-- start of Entries --

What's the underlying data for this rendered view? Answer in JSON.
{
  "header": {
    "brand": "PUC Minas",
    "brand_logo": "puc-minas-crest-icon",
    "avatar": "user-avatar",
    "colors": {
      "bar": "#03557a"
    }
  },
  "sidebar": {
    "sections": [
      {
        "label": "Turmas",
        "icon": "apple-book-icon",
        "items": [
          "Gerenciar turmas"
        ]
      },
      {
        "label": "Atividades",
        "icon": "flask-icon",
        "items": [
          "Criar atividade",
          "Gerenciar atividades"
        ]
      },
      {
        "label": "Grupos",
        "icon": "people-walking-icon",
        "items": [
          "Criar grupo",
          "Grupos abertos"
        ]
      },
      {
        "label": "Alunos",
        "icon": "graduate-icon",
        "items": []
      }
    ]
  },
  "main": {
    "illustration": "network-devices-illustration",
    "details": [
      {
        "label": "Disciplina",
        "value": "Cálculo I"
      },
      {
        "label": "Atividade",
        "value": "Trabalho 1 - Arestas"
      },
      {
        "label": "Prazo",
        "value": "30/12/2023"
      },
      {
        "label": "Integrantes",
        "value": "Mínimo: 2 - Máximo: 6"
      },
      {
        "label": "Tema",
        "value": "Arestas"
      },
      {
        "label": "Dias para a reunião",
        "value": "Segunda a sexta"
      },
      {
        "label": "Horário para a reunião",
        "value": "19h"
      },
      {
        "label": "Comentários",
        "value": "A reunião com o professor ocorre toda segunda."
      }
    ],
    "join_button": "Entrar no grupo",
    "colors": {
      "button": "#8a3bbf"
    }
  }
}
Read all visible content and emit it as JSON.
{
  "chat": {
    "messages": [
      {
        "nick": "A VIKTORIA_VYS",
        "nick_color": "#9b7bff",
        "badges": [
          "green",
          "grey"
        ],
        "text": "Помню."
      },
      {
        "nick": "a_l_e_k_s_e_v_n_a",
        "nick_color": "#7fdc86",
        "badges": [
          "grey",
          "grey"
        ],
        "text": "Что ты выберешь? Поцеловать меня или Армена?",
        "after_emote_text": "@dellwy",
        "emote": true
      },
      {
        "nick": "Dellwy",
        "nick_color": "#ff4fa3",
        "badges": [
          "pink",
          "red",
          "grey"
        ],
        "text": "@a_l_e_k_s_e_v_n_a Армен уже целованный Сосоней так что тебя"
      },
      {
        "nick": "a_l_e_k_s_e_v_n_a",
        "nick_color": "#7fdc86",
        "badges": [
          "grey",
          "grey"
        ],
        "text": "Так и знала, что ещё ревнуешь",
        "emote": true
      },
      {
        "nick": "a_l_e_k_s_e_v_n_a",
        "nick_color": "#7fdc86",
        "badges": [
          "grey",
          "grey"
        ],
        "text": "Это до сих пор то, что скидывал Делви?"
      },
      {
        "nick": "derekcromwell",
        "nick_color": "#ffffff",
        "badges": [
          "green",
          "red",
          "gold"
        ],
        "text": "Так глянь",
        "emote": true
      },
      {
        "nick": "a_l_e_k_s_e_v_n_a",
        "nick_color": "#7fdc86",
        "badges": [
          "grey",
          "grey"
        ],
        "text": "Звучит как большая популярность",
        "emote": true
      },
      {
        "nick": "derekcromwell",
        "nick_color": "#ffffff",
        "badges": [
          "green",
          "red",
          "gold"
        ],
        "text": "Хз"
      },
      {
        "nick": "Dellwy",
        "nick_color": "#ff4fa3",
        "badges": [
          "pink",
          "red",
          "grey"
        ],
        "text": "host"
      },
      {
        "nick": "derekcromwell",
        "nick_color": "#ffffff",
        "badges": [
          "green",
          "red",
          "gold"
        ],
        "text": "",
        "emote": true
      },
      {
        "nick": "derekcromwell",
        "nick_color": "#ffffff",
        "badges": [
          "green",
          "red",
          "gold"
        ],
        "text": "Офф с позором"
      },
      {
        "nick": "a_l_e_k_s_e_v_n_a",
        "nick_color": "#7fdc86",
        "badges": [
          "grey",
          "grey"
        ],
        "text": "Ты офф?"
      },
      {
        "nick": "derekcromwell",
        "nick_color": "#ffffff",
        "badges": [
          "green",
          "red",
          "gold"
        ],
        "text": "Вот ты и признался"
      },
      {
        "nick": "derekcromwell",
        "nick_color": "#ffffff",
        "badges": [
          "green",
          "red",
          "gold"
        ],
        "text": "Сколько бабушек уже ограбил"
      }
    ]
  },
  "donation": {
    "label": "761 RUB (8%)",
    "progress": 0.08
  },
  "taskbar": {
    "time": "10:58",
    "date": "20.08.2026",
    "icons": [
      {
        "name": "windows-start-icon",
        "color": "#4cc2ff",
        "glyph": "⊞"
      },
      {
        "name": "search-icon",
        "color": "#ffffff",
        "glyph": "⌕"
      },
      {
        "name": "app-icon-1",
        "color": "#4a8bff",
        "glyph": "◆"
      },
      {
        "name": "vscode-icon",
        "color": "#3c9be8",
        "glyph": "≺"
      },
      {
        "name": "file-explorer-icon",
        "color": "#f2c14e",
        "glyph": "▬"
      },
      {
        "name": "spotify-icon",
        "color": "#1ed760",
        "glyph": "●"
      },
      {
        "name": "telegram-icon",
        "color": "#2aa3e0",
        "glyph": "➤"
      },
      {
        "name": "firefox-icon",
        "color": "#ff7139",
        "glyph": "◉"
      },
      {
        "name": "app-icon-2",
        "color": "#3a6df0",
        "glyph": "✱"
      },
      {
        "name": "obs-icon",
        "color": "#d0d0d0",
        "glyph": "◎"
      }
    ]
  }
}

-- end of Entries --
-- start of Entries --

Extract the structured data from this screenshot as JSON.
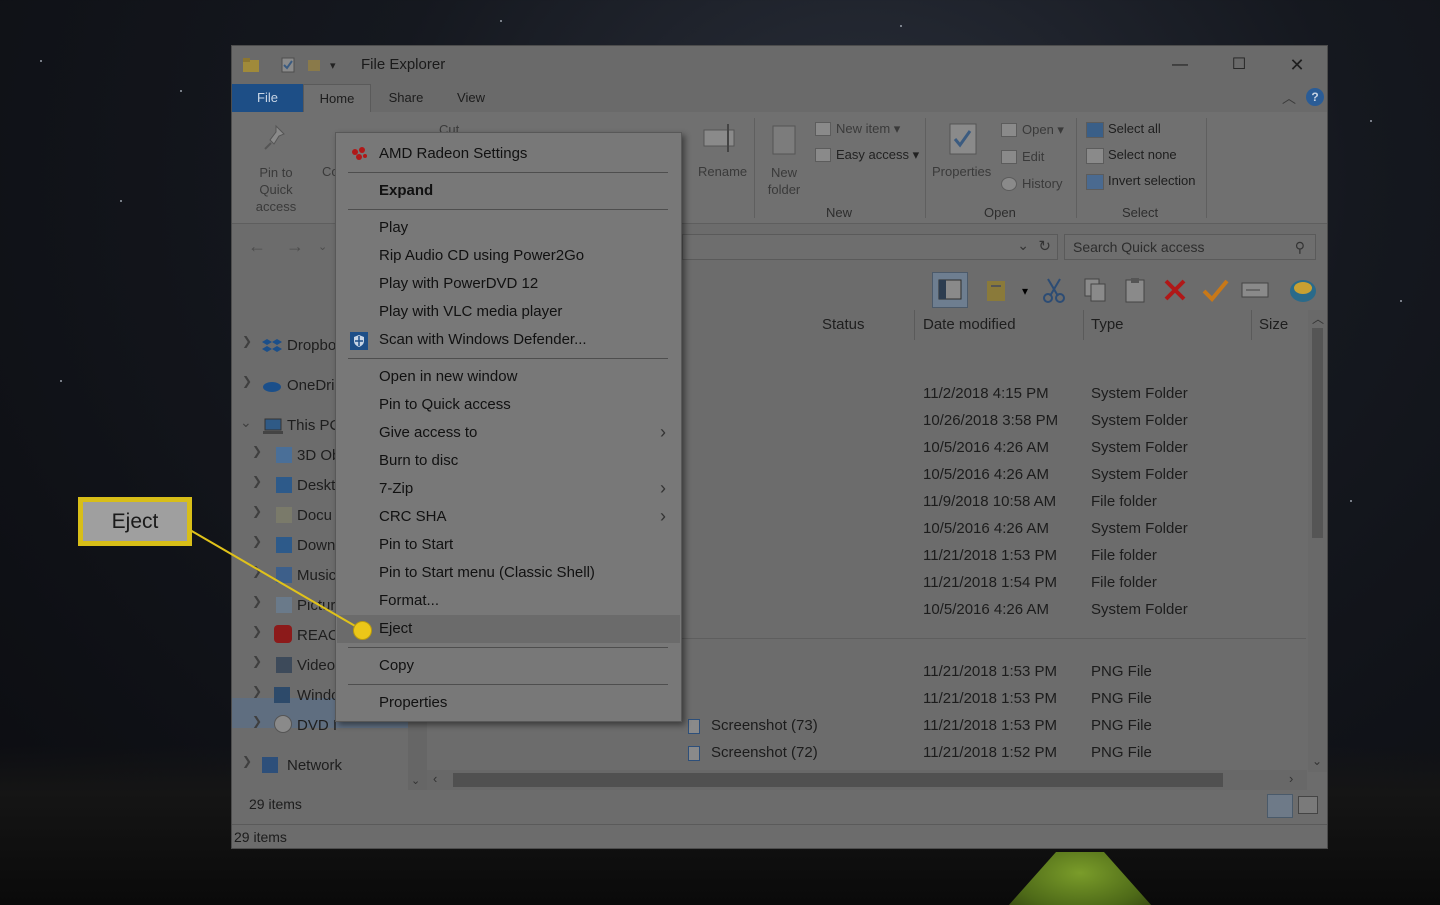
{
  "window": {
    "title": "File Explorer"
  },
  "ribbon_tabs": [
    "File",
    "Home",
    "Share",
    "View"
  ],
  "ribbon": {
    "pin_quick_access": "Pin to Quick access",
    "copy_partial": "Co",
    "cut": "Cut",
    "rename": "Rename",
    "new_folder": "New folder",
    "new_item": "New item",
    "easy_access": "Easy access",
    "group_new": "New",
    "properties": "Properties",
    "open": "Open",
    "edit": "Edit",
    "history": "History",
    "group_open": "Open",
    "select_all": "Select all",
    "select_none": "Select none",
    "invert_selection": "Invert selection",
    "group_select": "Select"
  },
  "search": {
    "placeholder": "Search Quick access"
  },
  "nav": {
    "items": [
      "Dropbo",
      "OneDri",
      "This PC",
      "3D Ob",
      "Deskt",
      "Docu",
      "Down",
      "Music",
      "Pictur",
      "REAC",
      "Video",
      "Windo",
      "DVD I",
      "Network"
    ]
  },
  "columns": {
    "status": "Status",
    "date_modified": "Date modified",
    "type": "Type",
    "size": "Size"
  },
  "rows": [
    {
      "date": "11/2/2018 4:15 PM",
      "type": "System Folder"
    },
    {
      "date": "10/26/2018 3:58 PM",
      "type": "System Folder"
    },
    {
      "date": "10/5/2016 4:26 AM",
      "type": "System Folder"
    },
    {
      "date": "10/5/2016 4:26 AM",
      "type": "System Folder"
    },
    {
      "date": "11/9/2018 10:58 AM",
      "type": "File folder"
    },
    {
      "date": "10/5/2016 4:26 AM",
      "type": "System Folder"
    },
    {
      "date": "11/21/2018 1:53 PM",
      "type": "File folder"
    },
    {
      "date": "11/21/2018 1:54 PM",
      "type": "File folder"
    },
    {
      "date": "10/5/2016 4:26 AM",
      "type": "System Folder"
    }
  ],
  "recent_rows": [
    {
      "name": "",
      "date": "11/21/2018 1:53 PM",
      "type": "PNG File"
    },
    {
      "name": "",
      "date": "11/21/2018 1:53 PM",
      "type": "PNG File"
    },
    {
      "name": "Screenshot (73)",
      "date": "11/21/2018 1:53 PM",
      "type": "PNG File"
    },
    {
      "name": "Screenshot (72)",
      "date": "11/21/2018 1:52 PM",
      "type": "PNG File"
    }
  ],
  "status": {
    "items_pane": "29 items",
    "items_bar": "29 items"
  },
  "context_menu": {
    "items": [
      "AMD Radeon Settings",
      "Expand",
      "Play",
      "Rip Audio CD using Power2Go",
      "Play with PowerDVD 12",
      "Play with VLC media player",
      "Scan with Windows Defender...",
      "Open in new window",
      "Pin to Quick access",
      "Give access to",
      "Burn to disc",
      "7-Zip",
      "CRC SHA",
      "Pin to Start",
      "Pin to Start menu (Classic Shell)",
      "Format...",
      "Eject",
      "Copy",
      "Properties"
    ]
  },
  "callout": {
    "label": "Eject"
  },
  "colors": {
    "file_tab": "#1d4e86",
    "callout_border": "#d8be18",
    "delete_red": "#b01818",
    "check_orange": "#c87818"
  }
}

-- end of Entries --

• Required work: Gather each line of the records holding the string "data".

• Answer in full:
What's the underlying data for this rendered view? Answer in JSON.
Extract the structured data from this screenshot as JSON.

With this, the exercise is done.